Quelle est l’importance des cafés pour toi ?
MR : Aller travailler dans les cafés me force à sortir de mon antre. Je fais trente minutes de métro pour aller dans mes cafés favoris, des endroits gemütlich, et surtout lumineux, où j’ai pris mes marques à mon arrivée à Berlin. J’aime y observer les gens, retrouver les visages des quelques habitué.es et des serveur.euses. Ça me donne l’illusion d’une stabilité dans un quotidien en chantier permanent. Je n’y écris peut-être pas si bien que ça, mais les cafés ont le mérite de m’aérer l’esprit (et de servir des gâteaux, soyons honnête).

Où te sens-tu chez toi ?
MR : Berlin, wo sonst ? Parfois, la ville me fatigue, mais j’y reviens toujours en ayant la sensation d’être à la maison.

 

BIO

Née en 1990 à Dijon, Maud Ruget a bourlingué sur plusieurs continents avant de poser ses valises à Berlin en 2016. Son travail d’écriture est transdisciplinaire. Ses centres d’intérêt sont la poétique de la relation, l’éco-poétique, et l’écriture post-traumatique. Elle est la candidate de la France dans la catégorie littérature aux Jeux de la Francophonie 2023 avec sa nouvelle Maelstrom.

Maria Seisenbacher | Café Ritter Ottakring, Vienne

Photo : Alain Barbero | Texte : Maria Seisenbacher | Traduction : Sylvie Barbero-Vibet

 

je témoigne […]

Neige ne nous atteint que
loin dans des lieux ramifiés
dans l’accordement conflictuel
aussi longtemps que
si longtemps

Sommeil trouve
puis s’attarde
sans avoir plongé le regard l’un dans l’autre
de la probabilité
aussi longtemps que
si longtemps

Cristaux protègent petites cicatrices
Une seule fois la gorge est tombée
Toux, excès d’air dans
le néant
aussi longtemps que
si longtemps

je sais :
doigts forment un foie –
mollusque isolé sans bras
je sais : rien
de l’image d’histoires ciblées
aussi longtemps que
si longtemps

déclenche au hasard des contours, des vagues
des surfaces ou des galets
ensuite je témoigne
devant ma peau :
jenem’étaispasregardéedepuislongtemps

aussi longtemps que
le monde ne dévie pas
si longtemps


Interview de l’auteure

Que signifie la littérature pour toi ?
Maria Seisenbacher : Un lieu de refuge, d’apprentissage, d’expérience et de travail que l’on s’est choisi, rempli de passion physique et spirituelle.

Que représentent les cafés pour toi ?
MS : Un refuge pour échapper au fait de devoir travailler seule. Au café, j’écoute, je vois, je lis et j’observe les autres et moi-même.

Pourquoi as-tu choisi le Café Ritter Ottakring ?
MS : En raison de son architecture, du silence, de l’emplacement, des banquettes recouvertes de velours avec des pâtisseries dans le café.

Que fais-tu quand tu n’es pas au café ?

CONSIGNES ▸
a) Reproduisez à l'identique le passage du texte cité qui commence par les mots « MR : Aller travailler » et s'achève sur « sens-tu chez toi ? ».
b) D'après le texte cité, en quelle année Maud Ruget s'est-elle installée à Berlin ?
Ces données proviennent d'une autre source que le texte cité.

DONNÉES FOURNIES ▸

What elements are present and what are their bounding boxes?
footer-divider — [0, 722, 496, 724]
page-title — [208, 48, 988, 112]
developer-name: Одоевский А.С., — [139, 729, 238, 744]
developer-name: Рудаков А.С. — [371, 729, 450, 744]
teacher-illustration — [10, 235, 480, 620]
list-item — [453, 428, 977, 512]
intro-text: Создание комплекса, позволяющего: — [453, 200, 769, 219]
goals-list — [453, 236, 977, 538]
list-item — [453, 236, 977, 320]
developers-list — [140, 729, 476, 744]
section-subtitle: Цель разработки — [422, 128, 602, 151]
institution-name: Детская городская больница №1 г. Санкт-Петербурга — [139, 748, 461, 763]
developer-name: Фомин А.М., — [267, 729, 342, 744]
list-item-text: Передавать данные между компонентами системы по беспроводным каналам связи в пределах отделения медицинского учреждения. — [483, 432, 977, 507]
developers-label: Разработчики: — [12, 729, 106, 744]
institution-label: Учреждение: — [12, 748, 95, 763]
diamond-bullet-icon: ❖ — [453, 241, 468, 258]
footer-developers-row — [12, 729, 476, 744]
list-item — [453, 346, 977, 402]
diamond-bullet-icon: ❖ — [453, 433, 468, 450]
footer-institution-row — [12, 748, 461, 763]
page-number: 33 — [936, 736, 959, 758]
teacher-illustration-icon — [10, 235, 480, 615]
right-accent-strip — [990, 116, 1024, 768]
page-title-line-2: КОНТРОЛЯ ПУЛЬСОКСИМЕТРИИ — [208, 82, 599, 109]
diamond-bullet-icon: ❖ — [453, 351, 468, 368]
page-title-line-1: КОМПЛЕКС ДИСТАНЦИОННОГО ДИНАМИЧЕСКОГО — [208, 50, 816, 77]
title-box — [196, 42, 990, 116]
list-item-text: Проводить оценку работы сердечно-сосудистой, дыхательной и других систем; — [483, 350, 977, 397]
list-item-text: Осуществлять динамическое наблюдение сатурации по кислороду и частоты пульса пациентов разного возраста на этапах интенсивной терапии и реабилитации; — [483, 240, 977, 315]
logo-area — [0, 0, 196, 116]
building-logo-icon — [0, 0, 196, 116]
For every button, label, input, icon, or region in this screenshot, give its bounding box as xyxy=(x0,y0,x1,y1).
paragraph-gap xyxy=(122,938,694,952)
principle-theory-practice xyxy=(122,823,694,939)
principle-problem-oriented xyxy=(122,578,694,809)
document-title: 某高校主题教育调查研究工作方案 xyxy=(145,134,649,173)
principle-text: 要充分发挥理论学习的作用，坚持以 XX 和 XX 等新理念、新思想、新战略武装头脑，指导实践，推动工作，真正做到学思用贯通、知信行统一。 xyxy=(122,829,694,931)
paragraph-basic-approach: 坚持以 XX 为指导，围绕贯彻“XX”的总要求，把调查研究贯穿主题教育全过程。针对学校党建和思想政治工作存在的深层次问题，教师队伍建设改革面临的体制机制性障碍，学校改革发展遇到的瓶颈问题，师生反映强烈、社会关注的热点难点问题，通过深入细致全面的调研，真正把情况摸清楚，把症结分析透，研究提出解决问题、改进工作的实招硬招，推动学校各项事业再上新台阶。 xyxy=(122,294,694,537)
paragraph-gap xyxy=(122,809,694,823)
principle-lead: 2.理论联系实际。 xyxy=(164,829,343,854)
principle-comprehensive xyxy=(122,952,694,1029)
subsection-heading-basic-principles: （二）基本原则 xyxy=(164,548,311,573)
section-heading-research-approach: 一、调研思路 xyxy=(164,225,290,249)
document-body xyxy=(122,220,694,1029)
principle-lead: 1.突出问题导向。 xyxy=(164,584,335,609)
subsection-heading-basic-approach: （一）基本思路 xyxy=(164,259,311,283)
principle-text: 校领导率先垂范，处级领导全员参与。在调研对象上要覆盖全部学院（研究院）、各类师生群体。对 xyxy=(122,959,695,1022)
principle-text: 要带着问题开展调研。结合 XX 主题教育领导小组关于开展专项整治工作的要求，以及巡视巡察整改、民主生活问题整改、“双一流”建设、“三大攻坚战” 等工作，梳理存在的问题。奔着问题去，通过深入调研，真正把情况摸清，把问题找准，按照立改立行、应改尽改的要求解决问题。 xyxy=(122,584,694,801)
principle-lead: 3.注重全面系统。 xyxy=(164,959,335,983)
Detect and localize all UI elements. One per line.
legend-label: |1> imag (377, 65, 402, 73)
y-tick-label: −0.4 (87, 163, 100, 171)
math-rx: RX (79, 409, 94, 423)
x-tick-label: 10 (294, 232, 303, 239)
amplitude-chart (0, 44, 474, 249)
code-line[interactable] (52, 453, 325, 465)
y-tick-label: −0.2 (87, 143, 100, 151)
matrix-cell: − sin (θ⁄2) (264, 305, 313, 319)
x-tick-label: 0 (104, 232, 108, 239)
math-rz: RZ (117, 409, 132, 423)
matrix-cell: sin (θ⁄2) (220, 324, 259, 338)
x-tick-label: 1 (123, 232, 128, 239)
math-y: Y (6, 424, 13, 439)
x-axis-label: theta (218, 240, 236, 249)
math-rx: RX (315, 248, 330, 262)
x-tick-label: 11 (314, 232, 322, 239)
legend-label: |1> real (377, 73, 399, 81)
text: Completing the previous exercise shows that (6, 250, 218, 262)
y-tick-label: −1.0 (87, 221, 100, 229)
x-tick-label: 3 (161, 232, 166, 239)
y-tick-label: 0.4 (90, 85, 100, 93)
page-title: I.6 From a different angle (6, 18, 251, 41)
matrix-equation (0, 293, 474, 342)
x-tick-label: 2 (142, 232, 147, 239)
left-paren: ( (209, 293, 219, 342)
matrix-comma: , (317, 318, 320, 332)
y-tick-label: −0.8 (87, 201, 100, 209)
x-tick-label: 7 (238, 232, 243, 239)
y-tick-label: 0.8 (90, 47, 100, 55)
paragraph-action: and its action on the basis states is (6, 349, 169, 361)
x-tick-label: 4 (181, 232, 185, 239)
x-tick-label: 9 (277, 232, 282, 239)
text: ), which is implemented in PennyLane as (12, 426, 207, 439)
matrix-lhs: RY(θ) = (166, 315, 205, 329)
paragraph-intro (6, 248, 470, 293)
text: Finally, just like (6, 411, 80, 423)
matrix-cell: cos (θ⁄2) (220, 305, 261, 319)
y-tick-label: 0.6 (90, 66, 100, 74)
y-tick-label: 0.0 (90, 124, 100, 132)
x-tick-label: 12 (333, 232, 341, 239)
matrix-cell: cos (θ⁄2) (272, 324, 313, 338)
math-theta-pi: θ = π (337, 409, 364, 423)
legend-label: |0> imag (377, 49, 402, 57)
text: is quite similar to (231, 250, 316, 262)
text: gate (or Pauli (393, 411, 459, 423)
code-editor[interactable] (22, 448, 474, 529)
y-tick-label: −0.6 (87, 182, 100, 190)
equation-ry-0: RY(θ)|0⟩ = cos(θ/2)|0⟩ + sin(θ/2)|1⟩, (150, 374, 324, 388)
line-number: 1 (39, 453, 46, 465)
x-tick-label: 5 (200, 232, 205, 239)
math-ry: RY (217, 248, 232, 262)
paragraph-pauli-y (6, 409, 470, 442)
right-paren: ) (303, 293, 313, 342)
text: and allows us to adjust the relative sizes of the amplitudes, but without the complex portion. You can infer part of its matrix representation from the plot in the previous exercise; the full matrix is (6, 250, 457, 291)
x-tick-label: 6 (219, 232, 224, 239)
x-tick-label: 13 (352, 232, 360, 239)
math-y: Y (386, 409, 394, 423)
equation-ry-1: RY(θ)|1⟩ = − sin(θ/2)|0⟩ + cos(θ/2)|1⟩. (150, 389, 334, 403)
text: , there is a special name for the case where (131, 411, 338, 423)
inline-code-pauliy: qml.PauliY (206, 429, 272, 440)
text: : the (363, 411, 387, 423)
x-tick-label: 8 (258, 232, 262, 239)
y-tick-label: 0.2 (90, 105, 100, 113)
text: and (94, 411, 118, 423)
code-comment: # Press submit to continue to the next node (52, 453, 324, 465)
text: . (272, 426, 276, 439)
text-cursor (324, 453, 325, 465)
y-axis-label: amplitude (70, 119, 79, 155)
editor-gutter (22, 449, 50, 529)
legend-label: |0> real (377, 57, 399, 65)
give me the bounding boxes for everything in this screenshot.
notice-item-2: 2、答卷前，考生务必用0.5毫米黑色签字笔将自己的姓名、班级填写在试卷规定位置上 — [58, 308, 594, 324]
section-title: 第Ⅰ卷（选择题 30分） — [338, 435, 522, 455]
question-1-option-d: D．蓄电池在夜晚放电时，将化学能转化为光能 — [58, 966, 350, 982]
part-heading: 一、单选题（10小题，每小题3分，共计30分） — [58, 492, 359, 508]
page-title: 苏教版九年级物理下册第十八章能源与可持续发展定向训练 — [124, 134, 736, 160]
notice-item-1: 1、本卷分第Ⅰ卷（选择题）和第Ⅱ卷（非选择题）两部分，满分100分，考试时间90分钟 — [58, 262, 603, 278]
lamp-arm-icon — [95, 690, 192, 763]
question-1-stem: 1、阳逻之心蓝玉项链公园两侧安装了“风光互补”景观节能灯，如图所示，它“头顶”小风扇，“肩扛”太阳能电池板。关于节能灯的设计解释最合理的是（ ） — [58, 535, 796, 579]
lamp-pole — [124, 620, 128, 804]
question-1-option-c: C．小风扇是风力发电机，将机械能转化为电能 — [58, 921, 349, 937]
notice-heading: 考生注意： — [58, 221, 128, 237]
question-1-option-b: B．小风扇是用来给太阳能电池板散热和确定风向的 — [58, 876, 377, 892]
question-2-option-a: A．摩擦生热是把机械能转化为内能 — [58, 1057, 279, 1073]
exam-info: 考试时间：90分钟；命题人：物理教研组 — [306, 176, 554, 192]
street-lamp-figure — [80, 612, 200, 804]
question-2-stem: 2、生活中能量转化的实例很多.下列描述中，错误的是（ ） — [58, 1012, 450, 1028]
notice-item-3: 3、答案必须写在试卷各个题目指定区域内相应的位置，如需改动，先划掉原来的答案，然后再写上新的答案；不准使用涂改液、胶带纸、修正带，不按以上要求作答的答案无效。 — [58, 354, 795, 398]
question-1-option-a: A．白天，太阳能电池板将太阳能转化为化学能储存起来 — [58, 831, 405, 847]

RÉPONSES AUX CONSIGNES ▸
a)
MR : Aller travailler dans les cafés me force à sortir de mon antre. Je fais trente minutes de métro pour aller dans mes cafés favoris, des endroits gemütlich, et surtout lumineux, où j’ai pris mes marques à mon arrivée à Berlin. J’aime y observer les gens, retrouver les visages des quelques habitué.es et des serveur.euses. Ça me donne l’illusion d’une stabilité dans un quotidien en chantier permanent. Je n’y écris peut-être pas si bien que ça, mais les cafés ont le mérite de m’aérer l’esprit (et de servir des gâteaux, soyons honnête).

Où te sens-tu chez toi ?

b) En 2016.